START PROVIDED MATERIAL

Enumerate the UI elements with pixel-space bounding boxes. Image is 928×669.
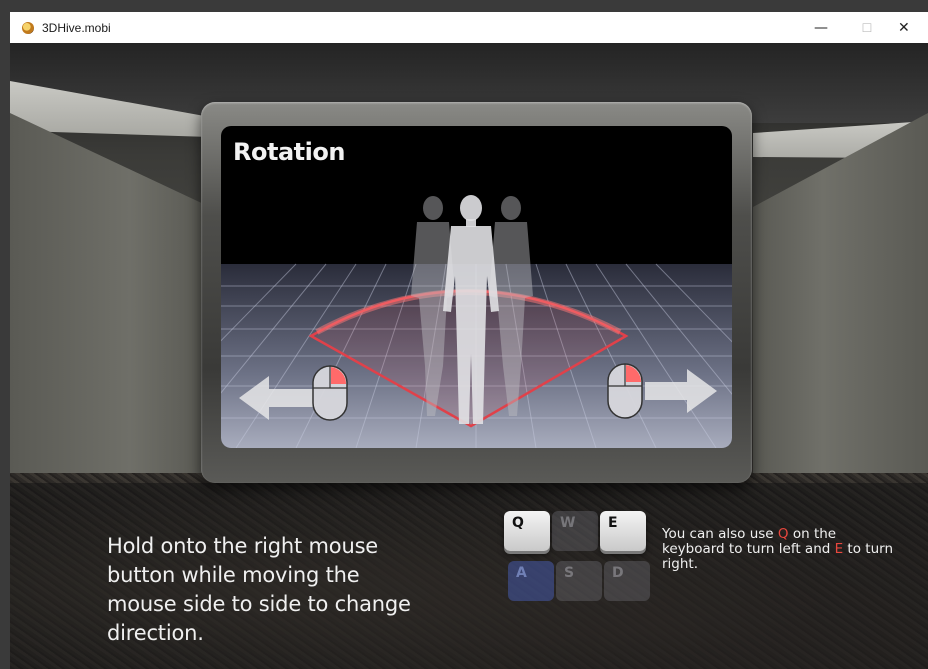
key-d: D <box>604 561 650 601</box>
key-q: Q <box>504 511 550 551</box>
rotation-illustration <box>221 195 732 448</box>
title-bar[interactable]: 3DHive.mobi — ☐ ✕ <box>10 12 928 44</box>
maximize-button[interactable]: ☐ <box>844 12 890 43</box>
hint-key-e: E <box>834 541 844 557</box>
window-title: 3DHive.mobi <box>42 20 111 35</box>
instruction-text: Hold onto the right mouse button while m… <box>107 534 411 645</box>
app-icon <box>22 21 34 34</box>
arrow-left-icon <box>239 376 313 420</box>
hint-text-1: You can also use <box>662 526 778 542</box>
hint-key-q: Q <box>777 526 789 542</box>
tutorial-monitor: Rotation <box>201 102 752 483</box>
game-viewport[interactable]: Rotation Hold onto the right mouse butto… <box>10 43 928 669</box>
mouse-left-icon <box>312 365 348 421</box>
app-window: 3DHive.mobi — ☐ ✕ Rotation Hold onto the… <box>10 12 928 669</box>
screen-title: Rotation <box>233 138 345 166</box>
minimize-button[interactable]: — <box>798 12 844 43</box>
key-e: E <box>600 511 646 551</box>
key-a: A <box>508 561 554 601</box>
window-controls: — ☐ ✕ <box>798 12 928 43</box>
key-s: S <box>556 561 602 601</box>
arrow-right-icon <box>645 369 717 413</box>
keyboard-keys: Q W E A S D <box>500 509 650 619</box>
close-button[interactable]: ✕ <box>890 12 928 43</box>
mouse-right-icon <box>607 363 643 419</box>
tutorial-screen: Rotation <box>221 126 732 448</box>
keyboard-hint: You can also use Q on the keyboard to tu… <box>662 527 902 572</box>
key-w: W <box>552 511 598 551</box>
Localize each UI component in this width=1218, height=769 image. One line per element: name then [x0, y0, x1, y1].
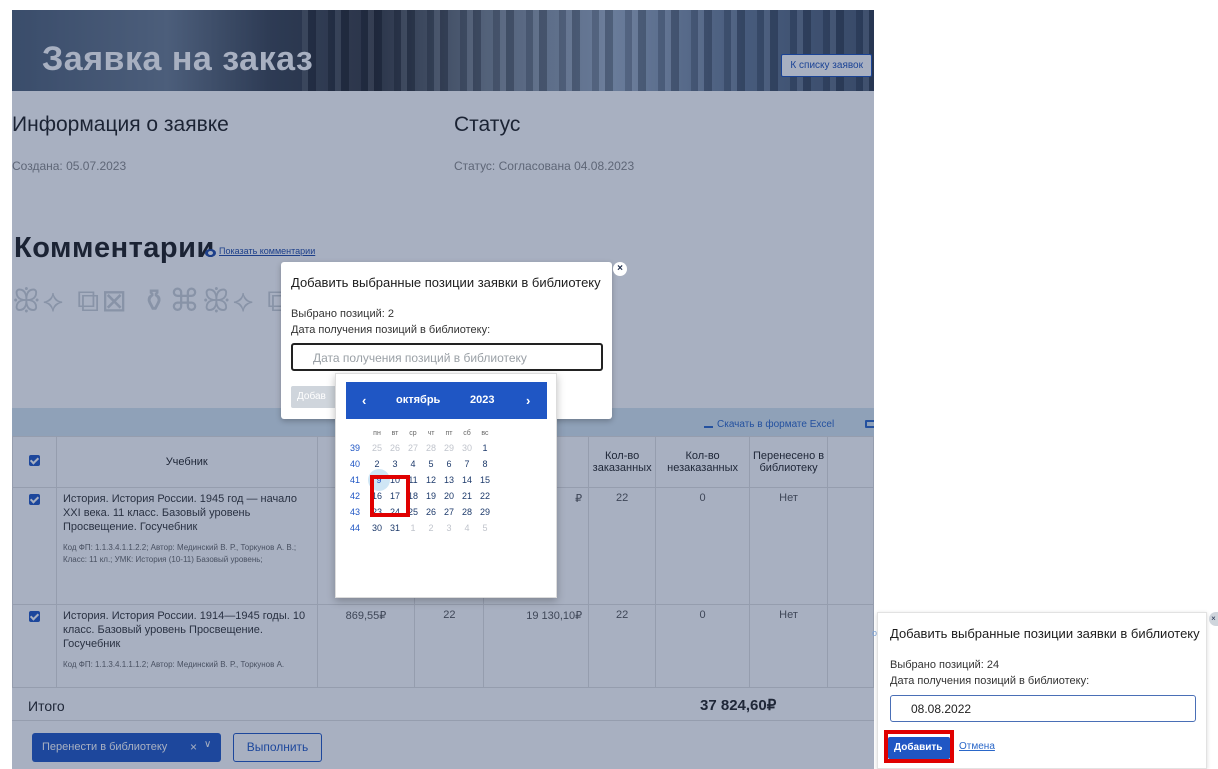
calendar-day[interactable]: 8	[476, 459, 494, 469]
calendar-day[interactable]: 14	[458, 475, 476, 485]
calendar-day[interactable]: 4	[458, 523, 476, 533]
prev-month-button[interactable]: ‹	[362, 393, 366, 408]
dialog-title: Добавить выбранные позиции заявки в библ…	[291, 275, 601, 290]
weekday-label: чт	[427, 430, 435, 437]
calendar-day[interactable]: 25	[368, 443, 386, 453]
calendar-day[interactable]: 1	[404, 523, 422, 533]
calendar-day[interactable]: 28	[422, 443, 440, 453]
calendar-day[interactable]: 12	[422, 475, 440, 485]
calendar-day[interactable]: 28	[458, 507, 476, 517]
calendar-day[interactable]: 4	[404, 459, 422, 469]
date-input[interactable]: 08.08.2022	[890, 695, 1196, 722]
calendar-week-row: 44 30 31 1 2 3 4 5	[346, 520, 547, 536]
calendar-day[interactable]: 13	[440, 475, 458, 485]
calendar-day[interactable]: 22	[476, 491, 494, 501]
calendar-day[interactable]: 29	[476, 507, 494, 517]
calendar-day[interactable]: 21	[458, 491, 476, 501]
calendar-day[interactable]: 29	[440, 443, 458, 453]
selected-count: Выбрано позиций: 2	[291, 308, 394, 320]
calendar-day[interactable]: 26	[422, 507, 440, 517]
date-label: Дата получения позиций в библиотеку:	[291, 324, 491, 336]
calendar-month[interactable]: октябрь	[396, 394, 440, 406]
weekday-label: вс	[481, 430, 489, 437]
calendar-day[interactable]: 5	[476, 523, 494, 533]
weekday-label: вт	[391, 430, 399, 437]
calendar-day[interactable]: 20	[440, 491, 458, 501]
close-icon[interactable]: ×	[613, 262, 627, 276]
week-number: 42	[349, 491, 360, 501]
weekday-label: ср	[409, 430, 417, 437]
calendar-day[interactable]: 19	[422, 491, 440, 501]
selected-count: Выбрано позиций: 24	[890, 659, 1000, 671]
highlight-box	[884, 730, 954, 763]
week-number: 41	[349, 475, 360, 485]
cancel-link[interactable]: Отмена	[959, 741, 995, 752]
calendar-week-row: 39 25 26 27 28 29 30 1	[346, 440, 547, 456]
calendar-day[interactable]: 5	[422, 459, 440, 469]
calendar-day[interactable]: 30	[458, 443, 476, 453]
calendar-day[interactable]: 1	[476, 443, 494, 453]
week-number: 40	[349, 459, 360, 469]
calendar-day[interactable]: 3	[386, 459, 404, 469]
calendar-day[interactable]: 30	[368, 523, 386, 533]
calendar-day[interactable]: 31	[386, 523, 404, 533]
dialog-title: Добавить выбранные позиции заявки в библ…	[890, 626, 1200, 641]
calendar-day[interactable]: 26	[386, 443, 404, 453]
calendar-day[interactable]: 7	[458, 459, 476, 469]
app-root: Заявка на заказ К списку заявок Информац…	[0, 0, 1218, 769]
calendar-day[interactable]: 2	[368, 459, 386, 469]
calendar-header: ‹ октябрь 2023 ›	[346, 382, 547, 419]
date-label: Дата получения позиций в библиотеку:	[890, 675, 1090, 687]
calendar-day[interactable]: 6	[440, 459, 458, 469]
highlight-box	[370, 475, 410, 517]
calendar-day[interactable]: 27	[404, 443, 422, 453]
date-input[interactable]: Дата получения позиций в библиотеку	[291, 343, 603, 371]
close-icon[interactable]: ×	[1209, 612, 1218, 626]
weekday-label: сб	[463, 430, 471, 437]
week-number: 43	[349, 507, 360, 517]
calendar-year[interactable]: 2023	[470, 394, 494, 406]
date-picker: ‹ октябрь 2023 › пн вт ср чт пт сб вс 39 25 26 27 2…	[335, 373, 557, 598]
next-month-button[interactable]: ›	[526, 393, 530, 408]
weekday-label: пт	[445, 430, 453, 437]
weekday-label: пн	[373, 430, 381, 437]
week-number: 44	[349, 523, 360, 533]
calendar-day[interactable]: 27	[440, 507, 458, 517]
calendar-day[interactable]: 2	[422, 523, 440, 533]
calendar-day[interactable]: 3	[440, 523, 458, 533]
calendar-day[interactable]: 15	[476, 475, 494, 485]
week-number: 39	[349, 443, 360, 453]
weekday-row: пн вт ср чт пт сб вс	[346, 427, 547, 440]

END PROVIDED MATERIAL

§ **WRITTEN EXERCISE**
From the data above, select every line that contains the string "screen".

§ **EXERCISE OUTPUT**
screen-title: Rotation <box>233 138 345 166</box>
tutorial-screen: Rotation <box>221 126 732 448</box>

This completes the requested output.